Begin EXTRACTED RECORDS
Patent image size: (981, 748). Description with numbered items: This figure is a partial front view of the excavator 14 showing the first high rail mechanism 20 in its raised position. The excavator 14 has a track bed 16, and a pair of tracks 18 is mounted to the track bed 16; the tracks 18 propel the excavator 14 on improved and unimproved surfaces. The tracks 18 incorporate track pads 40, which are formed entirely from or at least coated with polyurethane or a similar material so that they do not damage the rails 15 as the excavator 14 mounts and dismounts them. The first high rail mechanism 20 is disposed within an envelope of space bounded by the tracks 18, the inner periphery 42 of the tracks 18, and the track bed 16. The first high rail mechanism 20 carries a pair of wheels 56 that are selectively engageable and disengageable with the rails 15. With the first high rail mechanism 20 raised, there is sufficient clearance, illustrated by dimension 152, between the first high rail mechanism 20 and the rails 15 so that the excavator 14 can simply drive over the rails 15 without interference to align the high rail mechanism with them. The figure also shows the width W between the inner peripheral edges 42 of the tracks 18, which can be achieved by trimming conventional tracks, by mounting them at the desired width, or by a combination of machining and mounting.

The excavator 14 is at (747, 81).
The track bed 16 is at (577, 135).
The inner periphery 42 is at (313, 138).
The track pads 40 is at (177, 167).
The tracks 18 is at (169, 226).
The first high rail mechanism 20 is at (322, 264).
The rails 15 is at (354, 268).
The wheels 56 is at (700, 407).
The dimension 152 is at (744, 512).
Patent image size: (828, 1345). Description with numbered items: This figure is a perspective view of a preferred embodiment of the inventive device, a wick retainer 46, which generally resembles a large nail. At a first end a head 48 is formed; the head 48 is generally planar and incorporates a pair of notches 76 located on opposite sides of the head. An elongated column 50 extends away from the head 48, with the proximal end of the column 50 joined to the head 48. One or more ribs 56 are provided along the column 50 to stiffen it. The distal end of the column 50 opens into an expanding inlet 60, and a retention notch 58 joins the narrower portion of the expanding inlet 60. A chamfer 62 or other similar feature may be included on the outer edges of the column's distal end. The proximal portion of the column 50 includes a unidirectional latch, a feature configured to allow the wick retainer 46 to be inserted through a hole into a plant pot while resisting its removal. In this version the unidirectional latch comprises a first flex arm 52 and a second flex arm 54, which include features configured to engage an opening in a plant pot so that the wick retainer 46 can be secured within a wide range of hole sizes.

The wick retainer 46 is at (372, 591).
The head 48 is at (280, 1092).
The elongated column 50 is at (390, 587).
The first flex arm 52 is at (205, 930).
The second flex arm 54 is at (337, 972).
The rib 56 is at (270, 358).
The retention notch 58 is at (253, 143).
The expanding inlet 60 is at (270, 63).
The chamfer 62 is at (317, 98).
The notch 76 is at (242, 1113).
End EXTRACTED RECORDS
- **WORK REQUIRED**:
Rewrite the records from the start through the line containing "The dimension 152 is at (744, 512).", switching "raised position" to "lowered position" and leaving everything else unchanged.

- **THE OUTPUT**:
Patent image size: (981, 748). Description with numbered items: This figure is a partial front view of the excavator 14 showing the first high rail mechanism 20 in its lowered position. The excavator 14 has a track bed 16, and a pair of tracks 18 is mounted to the track bed 16; the tracks 18 propel the excavator 14 on improved and unimproved surfaces. The tracks 18 incorporate track pads 40, which are formed entirely from or at least coated with polyurethane or a similar material so that they do not damage the rails 15 as the excavator 14 mounts and dismounts them. The first high rail mechanism 20 is disposed within an envelope of space bounded by the tracks 18, the inner periphery 42 of the tracks 18, and the track bed 16. The first high rail mechanism 20 carries a pair of wheels 56 that are selectively engageable and disengageable with the rails 15. With the first high rail mechanism 20 raised, there is sufficient clearance, illustrated by dimension 152, between the first high rail mechanism 20 and the rails 15 so that the excavator 14 can simply drive over the rails 15 without interference to align the high rail mechanism with them. The figure also shows the width W between the inner peripheral edges 42 of the tracks 18, which can be achieved by trimming conventional tracks, by mounting them at the desired width, or by a combination of machining and mounting.

The excavator 14 is at (747, 81).
The track bed 16 is at (577, 135).
The inner periphery 42 is at (313, 138).
The track pads 40 is at (177, 167).
The tracks 18 is at (169, 226).
The first high rail mechanism 20 is at (322, 264).
The rails 15 is at (354, 268).
The wheels 56 is at (700, 407).
The dimension 152 is at (744, 512).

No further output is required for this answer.